*What the exercise asks*.
Search the data for the word "this" and copy every line that contains it.
**** Data shown ****
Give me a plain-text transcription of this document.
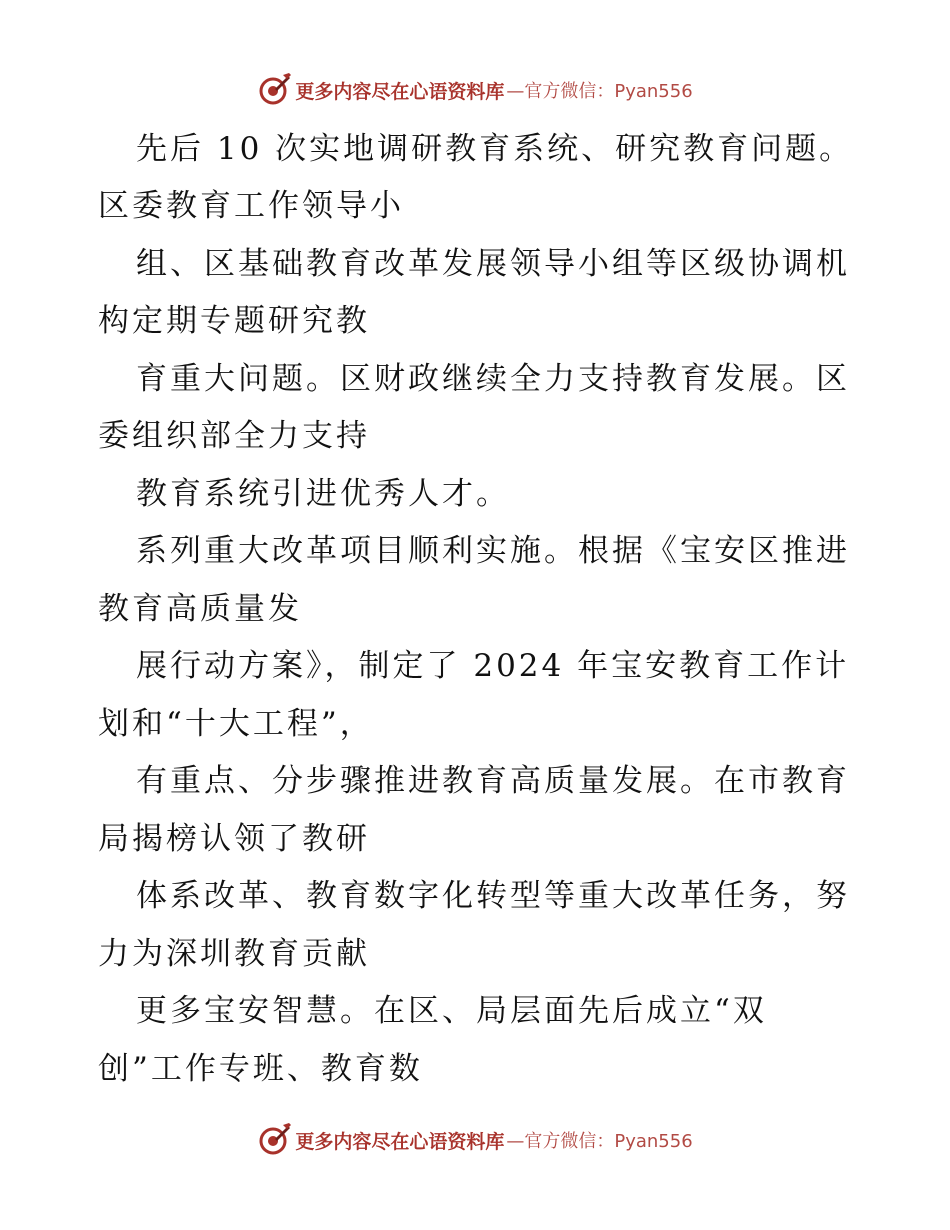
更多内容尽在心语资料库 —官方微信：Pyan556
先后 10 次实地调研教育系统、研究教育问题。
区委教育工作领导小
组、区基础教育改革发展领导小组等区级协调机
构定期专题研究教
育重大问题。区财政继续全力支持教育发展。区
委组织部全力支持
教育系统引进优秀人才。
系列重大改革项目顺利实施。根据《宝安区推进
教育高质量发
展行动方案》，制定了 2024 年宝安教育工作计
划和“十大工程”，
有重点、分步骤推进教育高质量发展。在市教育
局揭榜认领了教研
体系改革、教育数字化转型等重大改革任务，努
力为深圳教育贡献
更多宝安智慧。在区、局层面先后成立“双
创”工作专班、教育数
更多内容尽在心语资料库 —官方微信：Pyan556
****
**** Data shown ****
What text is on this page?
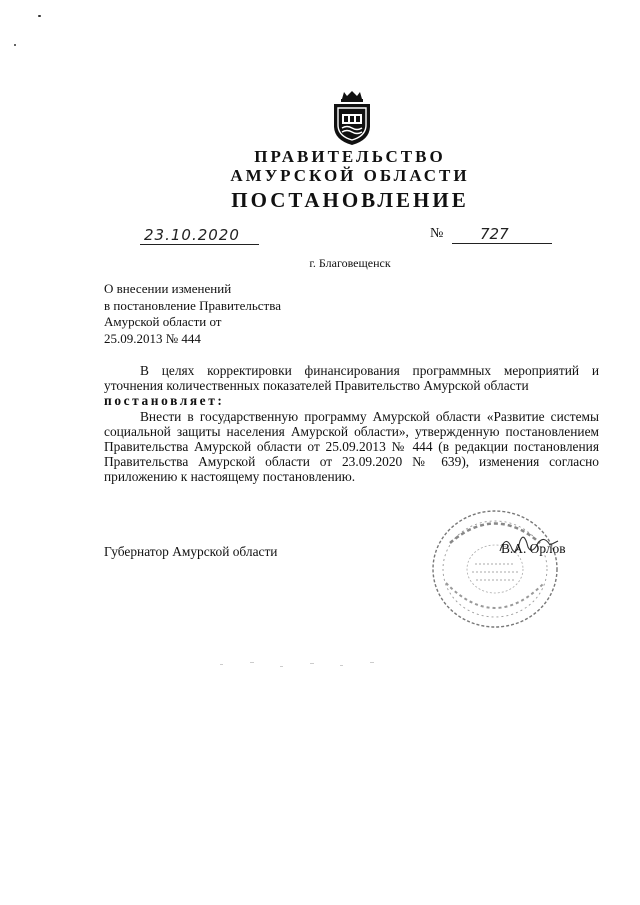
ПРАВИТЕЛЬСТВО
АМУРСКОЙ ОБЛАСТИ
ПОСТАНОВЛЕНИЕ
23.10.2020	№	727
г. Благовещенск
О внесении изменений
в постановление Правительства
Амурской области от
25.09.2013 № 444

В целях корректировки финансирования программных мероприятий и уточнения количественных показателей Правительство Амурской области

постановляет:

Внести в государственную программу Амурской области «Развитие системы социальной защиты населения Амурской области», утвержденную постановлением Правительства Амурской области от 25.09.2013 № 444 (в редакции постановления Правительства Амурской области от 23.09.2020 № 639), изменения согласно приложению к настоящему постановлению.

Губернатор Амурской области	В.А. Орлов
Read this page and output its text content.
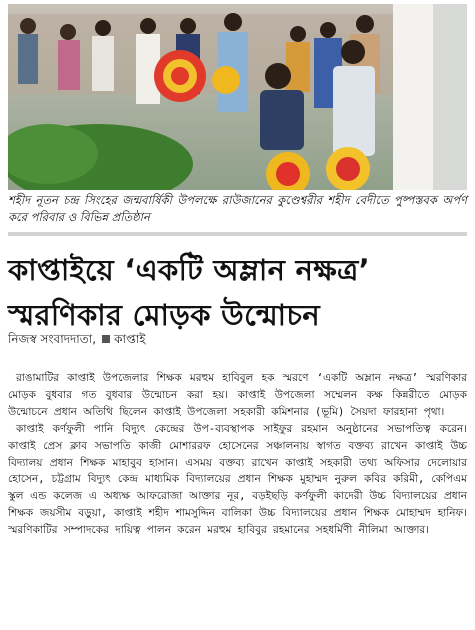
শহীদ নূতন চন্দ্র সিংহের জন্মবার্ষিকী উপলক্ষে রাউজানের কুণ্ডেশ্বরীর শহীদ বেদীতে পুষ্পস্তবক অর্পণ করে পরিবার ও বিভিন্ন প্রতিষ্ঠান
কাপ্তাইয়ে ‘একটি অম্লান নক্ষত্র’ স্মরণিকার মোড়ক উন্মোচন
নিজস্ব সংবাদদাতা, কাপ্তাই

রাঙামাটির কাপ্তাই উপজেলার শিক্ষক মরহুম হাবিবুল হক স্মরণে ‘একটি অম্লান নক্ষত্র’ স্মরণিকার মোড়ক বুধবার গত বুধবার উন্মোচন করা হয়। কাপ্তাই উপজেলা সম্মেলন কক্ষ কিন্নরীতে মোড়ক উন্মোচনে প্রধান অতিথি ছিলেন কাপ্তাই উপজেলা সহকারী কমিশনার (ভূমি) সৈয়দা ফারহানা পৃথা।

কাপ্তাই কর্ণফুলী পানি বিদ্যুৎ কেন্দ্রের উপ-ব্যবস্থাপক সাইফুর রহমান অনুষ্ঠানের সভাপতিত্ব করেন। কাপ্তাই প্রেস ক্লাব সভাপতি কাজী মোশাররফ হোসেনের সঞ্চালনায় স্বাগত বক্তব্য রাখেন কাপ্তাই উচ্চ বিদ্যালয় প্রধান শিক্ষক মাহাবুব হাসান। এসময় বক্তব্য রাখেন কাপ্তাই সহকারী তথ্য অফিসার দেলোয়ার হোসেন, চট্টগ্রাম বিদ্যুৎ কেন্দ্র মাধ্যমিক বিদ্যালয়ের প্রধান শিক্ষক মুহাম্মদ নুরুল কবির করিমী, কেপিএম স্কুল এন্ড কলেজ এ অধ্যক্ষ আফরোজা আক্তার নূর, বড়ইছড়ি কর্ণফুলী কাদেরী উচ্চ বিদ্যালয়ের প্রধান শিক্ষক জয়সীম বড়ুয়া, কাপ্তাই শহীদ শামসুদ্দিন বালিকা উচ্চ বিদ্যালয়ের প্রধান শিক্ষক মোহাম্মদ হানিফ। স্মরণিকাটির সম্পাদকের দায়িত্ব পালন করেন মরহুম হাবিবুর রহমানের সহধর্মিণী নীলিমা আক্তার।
****
*Full solution*.
Give me a plain-text transcription of this document.
What text is on this page?
Read this page and output its text content.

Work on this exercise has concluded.